[CHALLENGE]
Using the listing below, copy every line that mentions "When".

[RECORDS SHOWN]
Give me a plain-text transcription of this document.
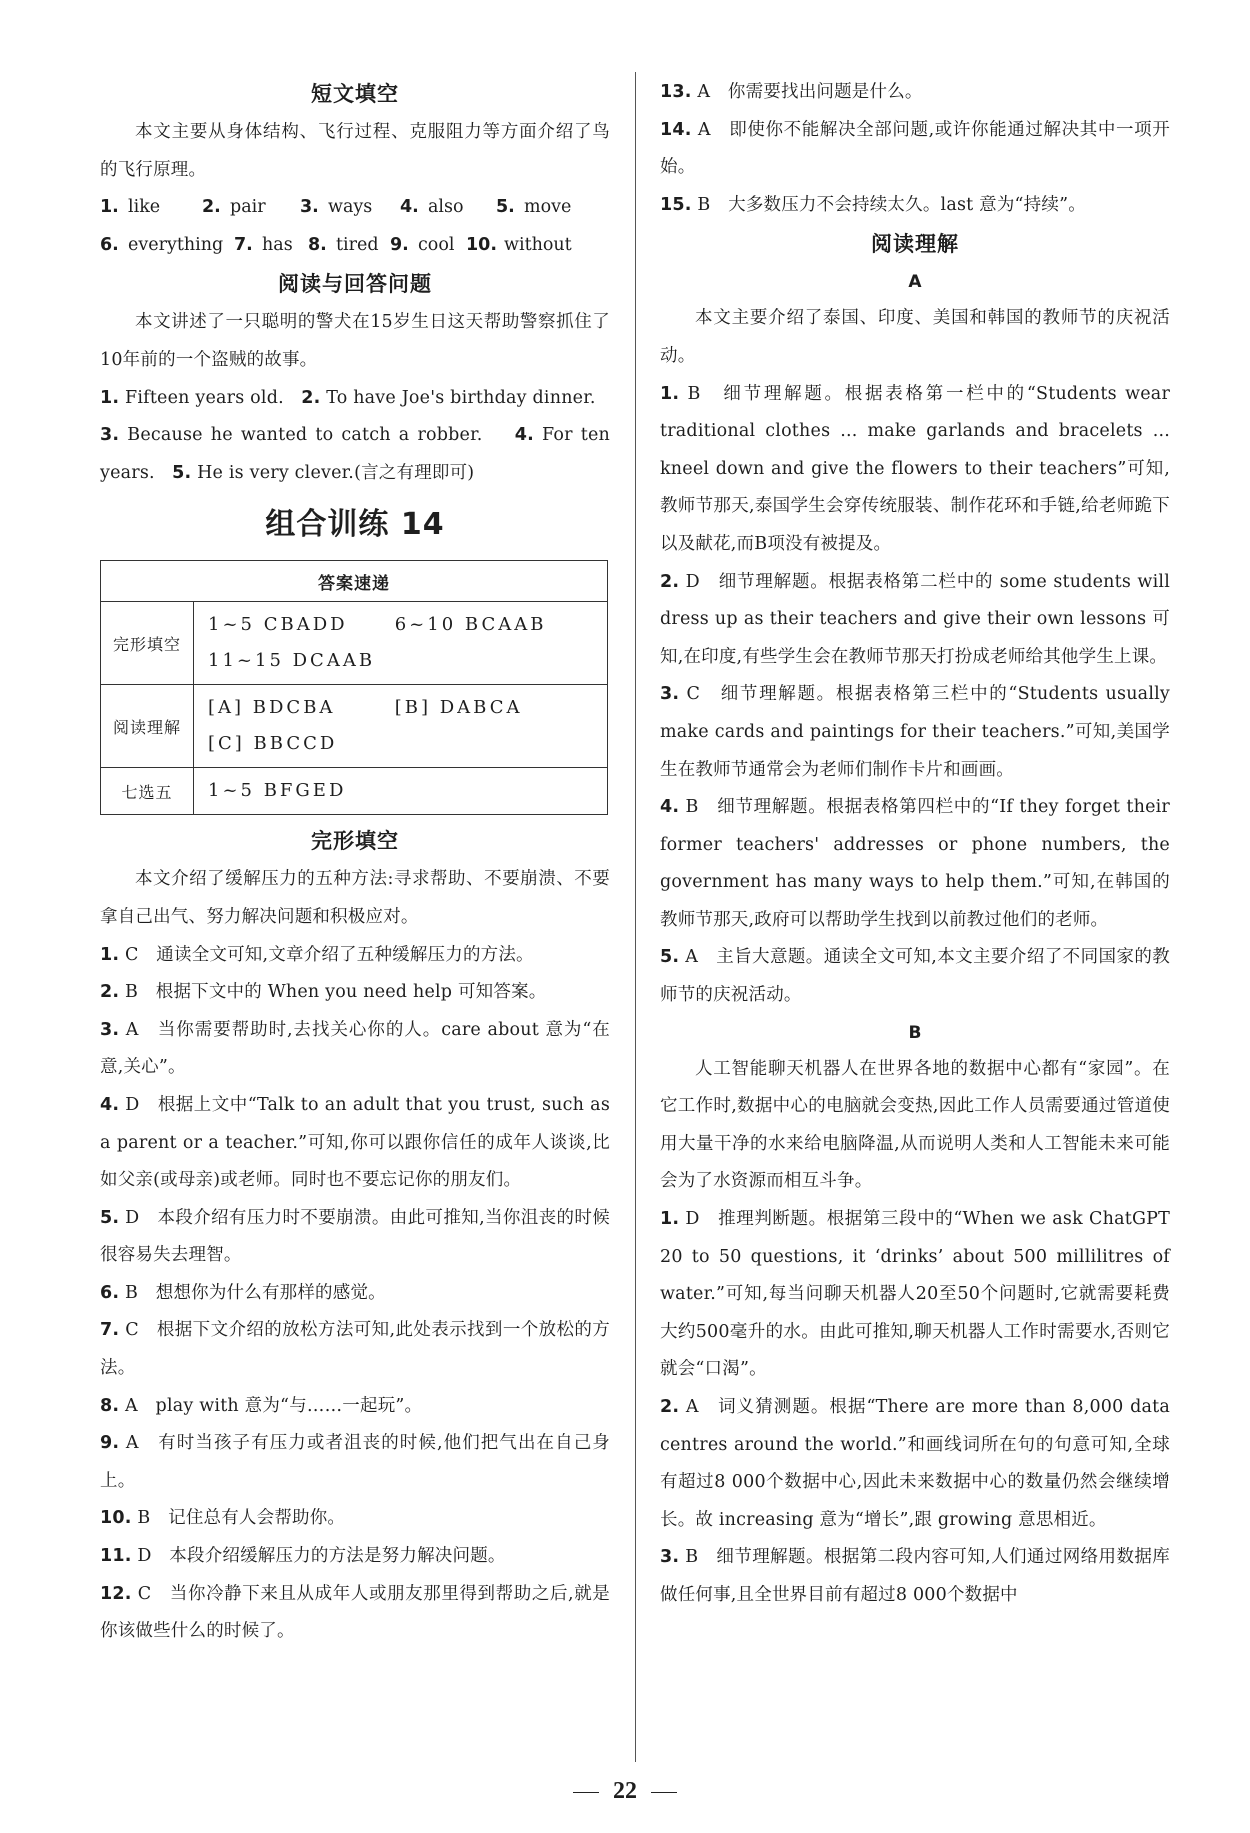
短文填空

本文主要从身体结构、飞行过程、克服阻力等方面介绍了鸟的飞行原理。

1. like	2. pair	3. ways	4. also	5. move
6. everything 7. has 8. tired 9. cool 10. without
阅读与回答问题

本文讲述了一只聪明的警犬在15岁生日这天帮助警察抓住了10年前的一个盗贼的故事。

1. Fifteen years old. 2. To have Joe's birthday dinner.

3. Because he wanted to catch a robber. 4. For ten years. 5. He is very clever.(言之有理即可)

组合训练 14
答案速递	
完形填空	1~5 CBADD 6~10 BCAAB
11~15 DCAAB
阅读理解	[A] BDCBA [B] DABCA
[C] BBCCD
七选五	1~5 BFGED
完形填空

本文介绍了缓解压力的五种方法:寻求帮助、不要崩溃、不要拿自己出气、努力解决问题和积极应对。

1. C　通读全文可知,文章介绍了五种缓解压力的方法。

2. B　根据下文中的 When you need help 可知答案。

3. A　当你需要帮助时,去找关心你的人。care about 意为“在意,关心”。

4. D　根据上文中“Talk to an adult that you trust, such as a parent or a teacher.”可知,你可以跟你信任的成年人谈谈,比如父亲(或母亲)或老师。同时也不要忘记你的朋友们。

5. D　本段介绍有压力时不要崩溃。由此可推知,当你沮丧的时候很容易失去理智。

6. B　想想你为什么有那样的感觉。

7. C　根据下文介绍的放松方法可知,此处表示找到一个放松的方法。

8. A　play with 意为“与……一起玩”。

9. A　有时当孩子有压力或者沮丧的时候,他们把气出在自己身上。

10. B　记住总有人会帮助你。

11. D　本段介绍缓解压力的方法是努力解决问题。

12. C　当你冷静下来且从成年人或朋友那里得到帮助之后,就是你该做些什么的时候了。

13. A　你需要找出问题是什么。

14. A　即使你不能解决全部问题,或许你能通过解决其中一项开始。

15. B　大多数压力不会持续太久。last 意为“持续”。

阅读理解
A

本文主要介绍了泰国、印度、美国和韩国的教师节的庆祝活动。

1. B　细节理解题。根据表格第一栏中的“Students wear traditional clothes ... make garlands and bracelets ... kneel down and give the flowers to their teachers”可知,教师节那天,泰国学生会穿传统服装、制作花环和手链,给老师跪下以及献花,而B项没有被提及。

2. D　细节理解题。根据表格第二栏中的 some students will dress up as their teachers and give their own lessons 可知,在印度,有些学生会在教师节那天打扮成老师给其他学生上课。

3. C　细节理解题。根据表格第三栏中的“Students usually make cards and paintings for their teachers.”可知,美国学生在教师节通常会为老师们制作卡片和画画。

4. B　细节理解题。根据表格第四栏中的“If they forget their former teachers' addresses or phone numbers, the government has many ways to help them.”可知,在韩国的教师节那天,政府可以帮助学生找到以前教过他们的老师。

5. A　主旨大意题。通读全文可知,本文主要介绍了不同国家的教师节的庆祝活动。

B

人工智能聊天机器人在世界各地的数据中心都有“家园”。在它工作时,数据中心的电脑就会变热,因此工作人员需要通过管道使用大量干净的水来给电脑降温,从而说明人类和人工智能未来可能会为了水资源而相互斗争。

1. D　推理判断题。根据第三段中的“When we ask ChatGPT 20 to 50 questions, it ‘drinks’ about 500 millilitres of water.”可知,每当问聊天机器人20至50个问题时,它就需要耗费大约500毫升的水。由此可推知,聊天机器人工作时需要水,否则它就会“口渴”。

2. A　词义猜测题。根据“There are more than 8,000 data centres around the world.”和画线词所在句的句意可知,全球有超过8 000个数据中心,因此未来数据中心的数量仍然会继续增长。故 increasing 意为“增长”,跟 growing 意思相近。

3. B　细节理解题。根据第二段内容可知,人们通过网络用数据库做任何事,且全世界目前有超过8 000个数据中

22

[RESULT]
2. B　根据下文中的 When you need help 可知答案。
1. D　推理判断题。根据第三段中的“When we ask ChatGPT 20 to 50 questions, it ‘drinks’ about 500 millilitres of water.”可知,每当问聊天机器人20至50个问题时,它就需要耗费大约500毫升的水。由此可推知,聊天机器人工作时需要水,否则它就会“口渴”。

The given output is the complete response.